### Exercise objective
Provide an exact reproduction of every entry.

#### Excerpted records ####

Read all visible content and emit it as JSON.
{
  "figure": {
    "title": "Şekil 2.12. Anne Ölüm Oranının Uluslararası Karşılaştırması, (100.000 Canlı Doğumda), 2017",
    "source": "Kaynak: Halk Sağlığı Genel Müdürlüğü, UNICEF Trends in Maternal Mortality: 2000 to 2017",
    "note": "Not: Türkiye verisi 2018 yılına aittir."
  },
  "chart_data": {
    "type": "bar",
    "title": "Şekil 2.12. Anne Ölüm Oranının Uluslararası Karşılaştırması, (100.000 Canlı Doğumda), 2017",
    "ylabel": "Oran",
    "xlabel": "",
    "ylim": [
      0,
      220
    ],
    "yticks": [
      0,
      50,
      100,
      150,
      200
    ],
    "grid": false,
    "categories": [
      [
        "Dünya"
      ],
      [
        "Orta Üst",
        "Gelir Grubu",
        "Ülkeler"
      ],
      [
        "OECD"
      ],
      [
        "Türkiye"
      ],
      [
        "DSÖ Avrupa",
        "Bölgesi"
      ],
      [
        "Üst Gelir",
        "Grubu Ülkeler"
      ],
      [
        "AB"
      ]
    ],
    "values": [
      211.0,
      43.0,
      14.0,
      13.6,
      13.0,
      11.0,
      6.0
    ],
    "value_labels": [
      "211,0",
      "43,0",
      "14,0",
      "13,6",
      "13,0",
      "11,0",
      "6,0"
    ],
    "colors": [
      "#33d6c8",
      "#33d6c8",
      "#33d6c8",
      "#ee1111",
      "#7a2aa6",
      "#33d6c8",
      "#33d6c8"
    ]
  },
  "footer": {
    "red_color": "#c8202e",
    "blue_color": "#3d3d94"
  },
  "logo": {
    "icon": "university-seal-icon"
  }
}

####

### Task answer
Read all visible content and emit it as JSON.
{
  "figure": {
    "title": "Şekil 2.12. Anne Ölüm Oranının Uluslararası Karşılaştırması, (100.000 Canlı Doğumda), 2017",
    "source": "Kaynak: Halk Sağlığı Genel Müdürlüğü, UNICEF Trends in Maternal Mortality: 2000 to 2017",
    "note": "Not: Türkiye verisi 2018 yılına aittir."
  },
  "chart_data": {
    "type": "bar",
    "title": "Şekil 2.12. Anne Ölüm Oranının Uluslararası Karşılaştırması, (100.000 Canlı Doğumda), 2017",
    "ylabel": "Oran",
    "xlabel": "",
    "ylim": [
      0,
      220
    ],
    "yticks": [
      0,
      50,
      100,
      150,
      200
    ],
    "grid": false,
    "categories": [
      [
        "Dünya"
      ],
      [
        "Orta Üst",
        "Gelir Grubu",
        "Ülkeler"
      ],
      [
        "OECD"
      ],
      [
        "Türkiye"
      ],
      [
        "DSÖ Avrupa",
        "Bölgesi"
      ],
      [
        "Üst Gelir",
        "Grubu Ülkeler"
      ],
      [
        "AB"
      ]
    ],
    "values": [
      211.0,
      43.0,
      14.0,
      13.6,
      13.0,
      11.0,
      6.0
    ],
    "value_labels": [
      "211,0",
      "43,0",
      "14,0",
      "13,6",
      "13,0",
      "11,0",
      "6,0"
    ],
    "colors": [
      "#33d6c8",
      "#33d6c8",
      "#33d6c8",
      "#ee1111",
      "#7a2aa6",
      "#33d6c8",
      "#33d6c8"
    ]
  },
  "footer": {
    "red_color": "#c8202e",
    "blue_color": "#3d3d94"
  },
  "logo": {
    "icon": "university-seal-icon"
  }
}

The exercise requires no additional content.